▶ **TASK REQUIREMENTS**
Pictures stay out of the copy; restate everything else in the material exactly.
──────────
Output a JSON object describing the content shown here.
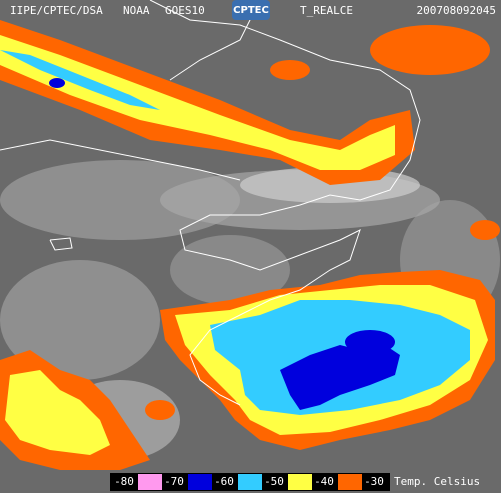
{
  "header": {
    "source": "IIPE/CPTEC/DSA",
    "agency": "NOAA",
    "satellite": "GOES10",
    "logo": "CPTEC",
    "product": "T_REALCE",
    "timestamp": "200708092045"
  },
  "legend": {
    "labels": [
      "-80",
      "-70",
      "-60",
      "-50",
      "-40",
      "-30"
    ],
    "colors": [
      "#ff99ee",
      "#0000dd",
      "#33ccff",
      "#ffff44",
      "#ff6600"
    ],
    "caption": "Temp. Celsius"
  }
}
──────────
▶ **RESPONSE TO THIS EXERCISE**
Output a JSON object describing the content shown here.
{
  "header": {
    "source": "IIPE/CPTEC/DSA",
    "agency": "NOAA",
    "satellite": "GOES10",
    "logo": "CPTEC",
    "product": "T_REALCE",
    "timestamp": "200708092045"
  },
  "legend": {
    "labels": [
      "-80",
      "-70",
      "-60",
      "-50",
      "-40",
      "-30"
    ],
    "colors": [
      "#ff99ee",
      "#0000dd",
      "#33ccff",
      "#ffff44",
      "#ff6600"
    ],
    "caption": "Temp. Celsius"
  }
}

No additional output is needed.